Copy the data that follows, character for character, minus the pictures.

____ TASK DATA

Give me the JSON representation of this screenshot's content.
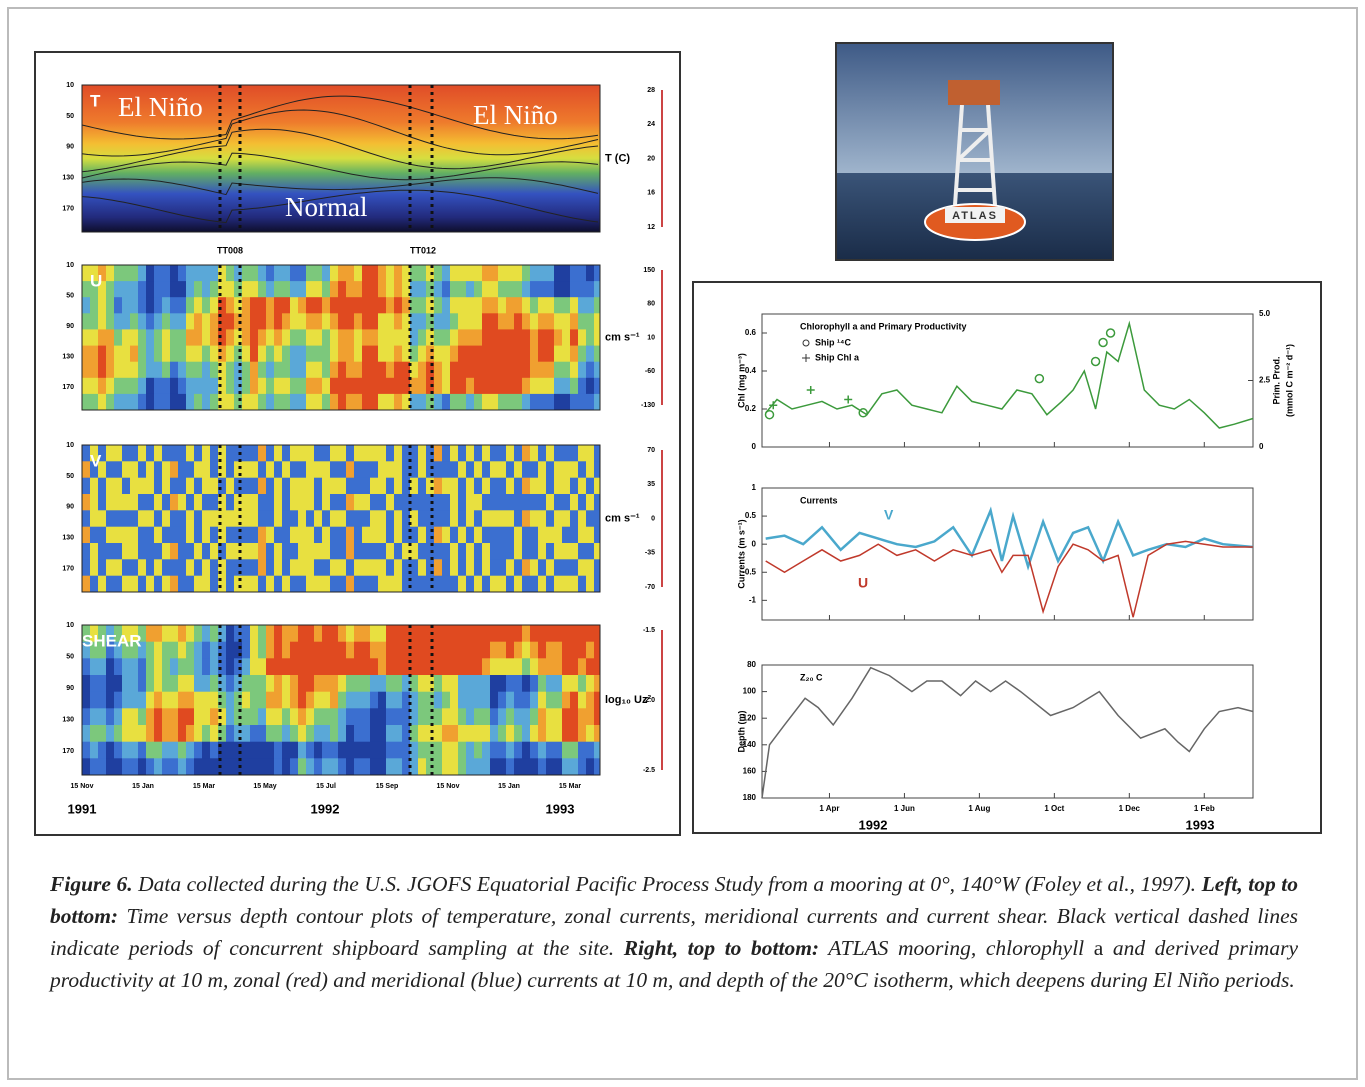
{
  "figure": {
    "left": {
      "x_labels": [
        "15 Nov",
        "15 Jan",
        "15 Mar",
        "15 May",
        "15 Jul",
        "15 Sep",
        "15 Nov",
        "15 Jan",
        "15 Mar"
      ],
      "years": [
        "1991",
        "1992",
        "1993"
      ],
      "cruise_labels": [
        "TT008",
        "TT012"
      ],
      "panels": [
        {
          "label": "T",
          "ylim": [
            10,
            200
          ],
          "yticks": [
            10,
            50,
            90,
            130,
            170
          ],
          "colorbar_ticks": [
            28,
            24,
            20,
            16,
            12
          ],
          "colorbar_label": "T (C)",
          "annotations": [
            "El Niño",
            "El Niño",
            "Normal"
          ]
        },
        {
          "label": "U",
          "ylim": [
            10,
            200
          ],
          "yticks": [
            10,
            50,
            90,
            130,
            170
          ],
          "colorbar_ticks": [
            150,
            80,
            10,
            -60,
            -130
          ],
          "colorbar_label": "cm s⁻¹"
        },
        {
          "label": "V",
          "ylim": [
            10,
            200
          ],
          "yticks": [
            10,
            50,
            90,
            130,
            170
          ],
          "colorbar_ticks": [
            70,
            35,
            0,
            -35,
            -70
          ],
          "colorbar_label": "cm s⁻¹"
        },
        {
          "label": "SHEAR",
          "ylim": [
            10,
            200
          ],
          "yticks": [
            10,
            50,
            90,
            130,
            170
          ],
          "colorbar_ticks": [
            -1.5,
            {
              "value": -2,
              "label": "-2.0"
            },
            -2.5
          ],
          "colorbar_label": "log₁₀ Uz²"
        }
      ]
    },
    "photo": {
      "buoy_label": "ATLAS"
    }
  },
  "chart_data": [
    {
      "type": "line",
      "title": "Chlorophyll a and Primary Productivity",
      "y_label": "Chl (mg m⁻³)",
      "y2_label": [
        "Prim. Prod.",
        "(mmol C m⁻² d⁻¹)"
      ],
      "xlim": [
        2.2,
        15.3
      ],
      "ylim": [
        0,
        0.7
      ],
      "yticks": [
        0,
        0.2,
        0.4,
        0.6
      ],
      "y2lim": [
        0,
        5
      ],
      "y2ticks": [
        0,
        2.5,
        {
          "value": 5,
          "label": "5.0"
        }
      ],
      "x": [
        2.3,
        2.6,
        3,
        3.4,
        3.8,
        4.2,
        4.6,
        5,
        5.4,
        5.8,
        6.2,
        6.6,
        7,
        7.4,
        7.8,
        8.2,
        8.6,
        9,
        9.4,
        9.8,
        10.2,
        10.5,
        10.8,
        11.1,
        11.4,
        11.7,
        12,
        12.4,
        12.8,
        13.2,
        13.6,
        14,
        14.4,
        14.8,
        15.3
      ],
      "series": [
        {
          "color": "#3c9a3c",
          "values": [
            0.18,
            0.25,
            0.2,
            0.22,
            0.24,
            0.2,
            0.22,
            0.17,
            0.28,
            0.3,
            0.22,
            0.2,
            0.18,
            0.32,
            0.24,
            0.22,
            0.2,
            0.3,
            0.28,
            0.17,
            0.24,
            0.3,
            0.4,
            0.2,
            0.5,
            0.45,
            0.65,
            0.3,
            0.22,
            0.2,
            0.25,
            0.18,
            0.1,
            0.12,
            0.15
          ]
        },
        {
          "name": "Ship ¹⁴C",
          "color": "#3c9a3c",
          "marker": "o",
          "x": [
            2.4,
            4.9,
            9.6,
            11.1,
            11.3,
            11.5
          ],
          "values": [
            0.17,
            0.18,
            0.36,
            0.45,
            0.55,
            0.6
          ]
        },
        {
          "name": "Ship Chl a",
          "color": "#3c9a3c",
          "marker": "+",
          "x": [
            2.5,
            3.5,
            4.5
          ],
          "values": [
            0.22,
            0.3,
            0.25
          ]
        }
      ]
    },
    {
      "type": "line",
      "title": "Currents",
      "y_label": "Currents (m s⁻¹)",
      "xlim": [
        2.2,
        15.3
      ],
      "ylim": [
        -1.35,
        1
      ],
      "yticks": [
        1,
        0.5,
        0,
        -0.5,
        -1
      ],
      "x": [
        2.3,
        2.8,
        3.3,
        3.8,
        4.3,
        4.8,
        5.3,
        5.8,
        6.3,
        6.8,
        7.3,
        7.8,
        8.3,
        8.6,
        8.9,
        9.3,
        9.7,
        10.1,
        10.5,
        10.9,
        11.3,
        11.7,
        12.1,
        12.5,
        13,
        13.5,
        14,
        14.5,
        15.3
      ],
      "series": [
        {
          "name": "V",
          "color": "#4aa8cc",
          "values": [
            0.1,
            0.15,
            0,
            0.3,
            -0.1,
            0.2,
            0.1,
            0,
            -0.05,
            0.05,
            0.3,
            -0.2,
            0.6,
            -0.3,
            0.5,
            -0.4,
            0.4,
            -0.3,
            0.2,
            0.3,
            -0.3,
            0.4,
            -0.2,
            -0.1,
            0,
            -0.05,
            0.1,
            0,
            -0.05
          ]
        },
        {
          "name": "U",
          "color": "#c0392b",
          "values": [
            -0.3,
            -0.5,
            -0.3,
            -0.1,
            -0.3,
            -0.2,
            0,
            -0.2,
            -0.1,
            -0.3,
            -0.1,
            -0.2,
            -0.1,
            -0.5,
            -0.2,
            -0.2,
            -1.2,
            -0.4,
            0,
            -0.1,
            -0.3,
            -0.2,
            -1.3,
            -0.2,
            0,
            0.05,
            0,
            -0.05,
            -0.05
          ]
        }
      ]
    },
    {
      "type": "line",
      "title": "Z₂₀ C",
      "y_label": "Depth (m)",
      "y_inverted": true,
      "xlim": [
        2.2,
        15.3
      ],
      "xticks": [
        {
          "value": 4,
          "label": "1 Apr"
        },
        {
          "value": 6,
          "label": "1 Jun"
        },
        {
          "value": 8,
          "label": "1 Aug"
        },
        {
          "value": 10,
          "label": "1 Oct"
        },
        {
          "value": 12,
          "label": "1 Dec"
        },
        {
          "value": 14,
          "label": "1 Feb"
        }
      ],
      "years": [
        "1992",
        "1993"
      ],
      "ylim": [
        80,
        180
      ],
      "yticks": [
        80,
        100,
        120,
        140,
        160,
        180
      ],
      "x": [
        2.2,
        2.4,
        2.8,
        3.35,
        3.7,
        4.1,
        4.6,
        5.1,
        5.6,
        6.2,
        6.6,
        7,
        7.5,
        7.9,
        8.3,
        8.7,
        9.1,
        9.9,
        10.5,
        11.2,
        11.7,
        12.3,
        12.95,
        13.3,
        13.6,
        14,
        14.4,
        14.9,
        15.3
      ],
      "series": [
        {
          "color": "#666666",
          "values": [
            180,
            140,
            125,
            105,
            112,
            125,
            105,
            82,
            88,
            100,
            92,
            92,
            103,
            92,
            100,
            92,
            100,
            118,
            112,
            100,
            118,
            135,
            128,
            138,
            145,
            128,
            115,
            112,
            115
          ]
        }
      ]
    }
  ],
  "caption": {
    "figure_label": "Figure 6.",
    "text1": " Data collected during the U.S. JGOFS Equatorial Pacific Process Study from a mooring at 0°, 140°W (Foley et al., 1997). ",
    "left_label": "Left, top to bottom:",
    "text2": " Time versus depth contour plots of temperature, zonal currents, meridional currents and current shear. Black vertical dashed lines indicate periods of concurrent shipboard sampling at the site. ",
    "right_label": "Right, top to bottom:",
    "text3": " ATLAS mooring, chlorophyll ",
    "text3_symbol": "a",
    "text4": " and derived primary productivity at 10 m, zonal (red) and meridional (blue) currents at 10 m, and depth of the 20°C isotherm, which deepens during El Niño periods."
  }
}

________

#### WORKED ANSWER:
Give me the JSON representation of this screenshot's content.
{
  "figure": {
    "left": {
      "x_labels": [
        "15 Nov",
        "15 Jan",
        "15 Mar",
        "15 May",
        "15 Jul",
        "15 Sep",
        "15 Nov",
        "15 Jan",
        "15 Mar"
      ],
      "years": [
        "1991",
        "1992",
        "1993"
      ],
      "cruise_labels": [
        "TT008",
        "TT012"
      ],
      "panels": [
        {
          "label": "T",
          "ylim": [
            10,
            200
          ],
          "yticks": [
            10,
            50,
            90,
            130,
            170
          ],
          "colorbar_ticks": [
            28,
            24,
            20,
            16,
            12
          ],
          "colorbar_label": "T (C)",
          "annotations": [
            "El Niño",
            "El Niño",
            "Normal"
          ]
        },
        {
          "label": "U",
          "ylim": [
            10,
            200
          ],
          "yticks": [
            10,
            50,
            90,
            130,
            170
          ],
          "colorbar_ticks": [
            150,
            80,
            10,
            -60,
            -130
          ],
          "colorbar_label": "cm s⁻¹"
        },
        {
          "label": "V",
          "ylim": [
            10,
            200
          ],
          "yticks": [
            10,
            50,
            90,
            130,
            170
          ],
          "colorbar_ticks": [
            70,
            35,
            0,
            -35,
            -70
          ],
          "colorbar_label": "cm s⁻¹"
        },
        {
          "label": "SHEAR",
          "ylim": [
            10,
            200
          ],
          "yticks": [
            10,
            50,
            90,
            130,
            170
          ],
          "colorbar_ticks": [
            -1.5,
            {
              "value": -2,
              "label": "-2.0"
            },
            -2.5
          ],
          "colorbar_label": "log₁₀ Uz²"
        }
      ]
    },
    "photo": {
      "buoy_label": "ATLAS"
    }
  },
  "chart_data": [
    {
      "type": "line",
      "title": "Chlorophyll a and Primary Productivity",
      "y_label": "Chl (mg m⁻³)",
      "y2_label": [
        "Prim. Prod.",
        "(mmol C m⁻² d⁻¹)"
      ],
      "xlim": [
        2.2,
        15.3
      ],
      "ylim": [
        0,
        0.7
      ],
      "yticks": [
        0,
        0.2,
        0.4,
        0.6
      ],
      "y2lim": [
        0,
        5
      ],
      "y2ticks": [
        0,
        2.5,
        {
          "value": 5,
          "label": "5.0"
        }
      ],
      "x": [
        2.3,
        2.6,
        3,
        3.4,
        3.8,
        4.2,
        4.6,
        5,
        5.4,
        5.8,
        6.2,
        6.6,
        7,
        7.4,
        7.8,
        8.2,
        8.6,
        9,
        9.4,
        9.8,
        10.2,
        10.5,
        10.8,
        11.1,
        11.4,
        11.7,
        12,
        12.4,
        12.8,
        13.2,
        13.6,
        14,
        14.4,
        14.8,
        15.3
      ],
      "series": [
        {
          "color": "#3c9a3c",
          "values": [
            0.18,
            0.25,
            0.2,
            0.22,
            0.24,
            0.2,
            0.22,
            0.17,
            0.28,
            0.3,
            0.22,
            0.2,
            0.18,
            0.32,
            0.24,
            0.22,
            0.2,
            0.3,
            0.28,
            0.17,
            0.24,
            0.3,
            0.4,
            0.2,
            0.5,
            0.45,
            0.65,
            0.3,
            0.22,
            0.2,
            0.25,
            0.18,
            0.1,
            0.12,
            0.15
          ]
        },
        {
          "name": "Ship ¹⁴C",
          "color": "#3c9a3c",
          "marker": "o",
          "x": [
            2.4,
            4.9,
            9.6,
            11.1,
            11.3,
            11.5
          ],
          "values": [
            0.17,
            0.18,
            0.36,
            0.45,
            0.55,
            0.6
          ]
        },
        {
          "name": "Ship Chl a",
          "color": "#3c9a3c",
          "marker": "+",
          "x": [
            2.5,
            3.5,
            4.5
          ],
          "values": [
            0.22,
            0.3,
            0.25
          ]
        }
      ]
    },
    {
      "type": "line",
      "title": "Currents",
      "y_label": "Currents (m s⁻¹)",
      "xlim": [
        2.2,
        15.3
      ],
      "ylim": [
        -1.35,
        1
      ],
      "yticks": [
        1,
        0.5,
        0,
        -0.5,
        -1
      ],
      "x": [
        2.3,
        2.8,
        3.3,
        3.8,
        4.3,
        4.8,
        5.3,
        5.8,
        6.3,
        6.8,
        7.3,
        7.8,
        8.3,
        8.6,
        8.9,
        9.3,
        9.7,
        10.1,
        10.5,
        10.9,
        11.3,
        11.7,
        12.1,
        12.5,
        13,
        13.5,
        14,
        14.5,
        15.3
      ],
      "series": [
        {
          "name": "V",
          "color": "#4aa8cc",
          "values": [
            0.1,
            0.15,
            0,
            0.3,
            -0.1,
            0.2,
            0.1,
            0,
            -0.05,
            0.05,
            0.3,
            -0.2,
            0.6,
            -0.3,
            0.5,
            -0.4,
            0.4,
            -0.3,
            0.2,
            0.3,
            -0.3,
            0.4,
            -0.2,
            -0.1,
            0,
            -0.05,
            0.1,
            0,
            -0.05
          ]
        },
        {
          "name": "U",
          "color": "#c0392b",
          "values": [
            -0.3,
            -0.5,
            -0.3,
            -0.1,
            -0.3,
            -0.2,
            0,
            -0.2,
            -0.1,
            -0.3,
            -0.1,
            -0.2,
            -0.1,
            -0.5,
            -0.2,
            -0.2,
            -1.2,
            -0.4,
            0,
            -0.1,
            -0.3,
            -0.2,
            -1.3,
            -0.2,
            0,
            0.05,
            0,
            -0.05,
            -0.05
          ]
        }
      ]
    },
    {
      "type": "line",
      "title": "Z₂₀ C",
      "y_label": "Depth (m)",
      "y_inverted": true,
      "xlim": [
        2.2,
        15.3
      ],
      "xticks": [
        {
          "value": 4,
          "label": "1 Apr"
        },
        {
          "value": 6,
          "label": "1 Jun"
        },
        {
          "value": 8,
          "label": "1 Aug"
        },
        {
          "value": 10,
          "label": "1 Oct"
        },
        {
          "value": 12,
          "label": "1 Dec"
        },
        {
          "value": 14,
          "label": "1 Feb"
        }
      ],
      "years": [
        "1992",
        "1993"
      ],
      "ylim": [
        80,
        180
      ],
      "yticks": [
        80,
        100,
        120,
        140,
        160,
        180
      ],
      "x": [
        2.2,
        2.4,
        2.8,
        3.35,
        3.7,
        4.1,
        4.6,
        5.1,
        5.6,
        6.2,
        6.6,
        7,
        7.5,
        7.9,
        8.3,
        8.7,
        9.1,
        9.9,
        10.5,
        11.2,
        11.7,
        12.3,
        12.95,
        13.3,
        13.6,
        14,
        14.4,
        14.9,
        15.3
      ],
      "series": [
        {
          "color": "#666666",
          "values": [
            180,
            140,
            125,
            105,
            112,
            125,
            105,
            82,
            88,
            100,
            92,
            92,
            103,
            92,
            100,
            92,
            100,
            118,
            112,
            100,
            118,
            135,
            128,
            138,
            145,
            128,
            115,
            112,
            115
          ]
        }
      ]
    }
  ],
  "caption": {
    "figure_label": "Figure 6.",
    "text1": " Data collected during the U.S. JGOFS Equatorial Pacific Process Study from a mooring at 0°, 140°W (Foley et al., 1997). ",
    "left_label": "Left, top to bottom:",
    "text2": " Time versus depth contour plots of temperature, zonal currents, meridional currents and current shear. Black vertical dashed lines indicate periods of concurrent shipboard sampling at the site. ",
    "right_label": "Right, top to bottom:",
    "text3": " ATLAS mooring, chlorophyll ",
    "text3_symbol": "a",
    "text4": " and derived primary productivity at 10 m, zonal (red) and meridional (blue) currents at 10 m, and depth of the 20°C isotherm, which deepens during El Niño periods."
  }
}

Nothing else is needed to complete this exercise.